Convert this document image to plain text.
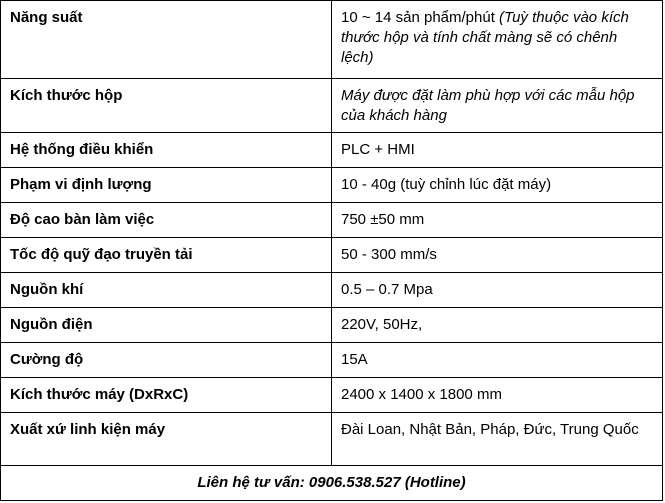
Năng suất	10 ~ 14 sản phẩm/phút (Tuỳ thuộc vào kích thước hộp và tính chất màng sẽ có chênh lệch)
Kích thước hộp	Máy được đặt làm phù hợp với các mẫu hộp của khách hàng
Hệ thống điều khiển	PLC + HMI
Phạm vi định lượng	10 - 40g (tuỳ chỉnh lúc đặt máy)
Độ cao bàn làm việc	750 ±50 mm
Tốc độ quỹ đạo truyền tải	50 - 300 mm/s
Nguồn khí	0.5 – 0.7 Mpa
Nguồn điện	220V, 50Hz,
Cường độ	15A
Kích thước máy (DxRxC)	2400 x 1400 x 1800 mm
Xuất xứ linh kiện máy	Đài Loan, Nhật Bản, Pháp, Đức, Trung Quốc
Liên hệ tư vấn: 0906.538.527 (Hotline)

* * *

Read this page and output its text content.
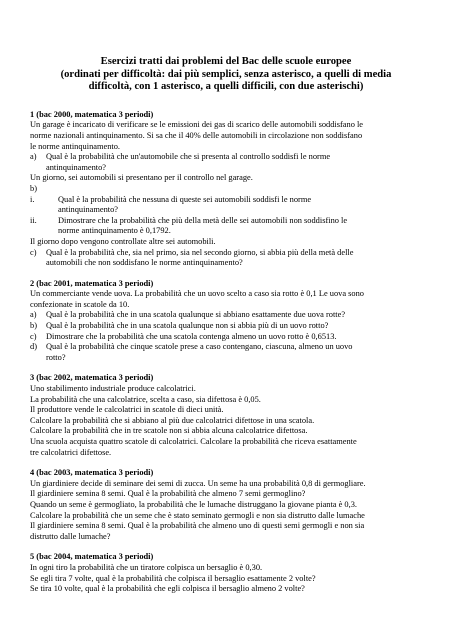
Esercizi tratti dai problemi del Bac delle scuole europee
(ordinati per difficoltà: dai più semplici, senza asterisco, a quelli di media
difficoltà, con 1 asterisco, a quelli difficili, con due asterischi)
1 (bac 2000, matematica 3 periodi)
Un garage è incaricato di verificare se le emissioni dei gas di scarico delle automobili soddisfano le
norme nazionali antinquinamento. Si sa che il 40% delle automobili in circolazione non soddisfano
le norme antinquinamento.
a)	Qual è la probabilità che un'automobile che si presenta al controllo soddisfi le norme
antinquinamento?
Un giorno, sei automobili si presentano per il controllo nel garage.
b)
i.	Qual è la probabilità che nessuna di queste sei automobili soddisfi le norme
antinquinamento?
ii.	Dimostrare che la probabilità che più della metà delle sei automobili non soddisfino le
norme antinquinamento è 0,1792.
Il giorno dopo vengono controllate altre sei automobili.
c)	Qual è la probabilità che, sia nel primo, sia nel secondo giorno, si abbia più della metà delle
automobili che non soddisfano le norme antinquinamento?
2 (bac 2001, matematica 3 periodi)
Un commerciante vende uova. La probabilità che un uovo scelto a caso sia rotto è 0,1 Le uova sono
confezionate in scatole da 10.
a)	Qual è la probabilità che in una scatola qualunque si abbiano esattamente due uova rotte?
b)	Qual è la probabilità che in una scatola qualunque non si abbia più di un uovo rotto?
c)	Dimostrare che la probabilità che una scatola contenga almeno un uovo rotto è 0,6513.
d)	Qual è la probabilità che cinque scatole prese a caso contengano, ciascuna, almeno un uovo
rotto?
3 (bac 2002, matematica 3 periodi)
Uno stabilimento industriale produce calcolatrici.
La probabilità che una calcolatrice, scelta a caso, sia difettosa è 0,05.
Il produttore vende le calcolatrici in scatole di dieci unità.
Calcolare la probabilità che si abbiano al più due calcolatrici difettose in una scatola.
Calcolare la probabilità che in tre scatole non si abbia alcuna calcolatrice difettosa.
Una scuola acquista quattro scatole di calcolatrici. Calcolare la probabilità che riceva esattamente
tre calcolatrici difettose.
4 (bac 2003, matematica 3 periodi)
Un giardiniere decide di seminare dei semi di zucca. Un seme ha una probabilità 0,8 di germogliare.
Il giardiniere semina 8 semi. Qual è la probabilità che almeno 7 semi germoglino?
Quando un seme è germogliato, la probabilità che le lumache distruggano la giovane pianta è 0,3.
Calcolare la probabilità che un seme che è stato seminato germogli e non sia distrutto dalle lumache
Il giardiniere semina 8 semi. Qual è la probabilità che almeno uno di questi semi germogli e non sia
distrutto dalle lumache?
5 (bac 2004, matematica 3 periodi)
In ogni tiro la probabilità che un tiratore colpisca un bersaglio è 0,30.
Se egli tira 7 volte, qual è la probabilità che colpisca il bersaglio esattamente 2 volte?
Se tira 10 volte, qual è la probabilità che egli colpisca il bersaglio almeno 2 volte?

__Work to complete__. Your task is to gather every line with the word "abbiano" and copy it.

__Completed exercise__.
a)	Qual è la probabilità che in una scatola qualunque si abbiano esattamente due uova rotte?
Calcolare la probabilità che si abbiano al più due calcolatrici difettose in una scatola.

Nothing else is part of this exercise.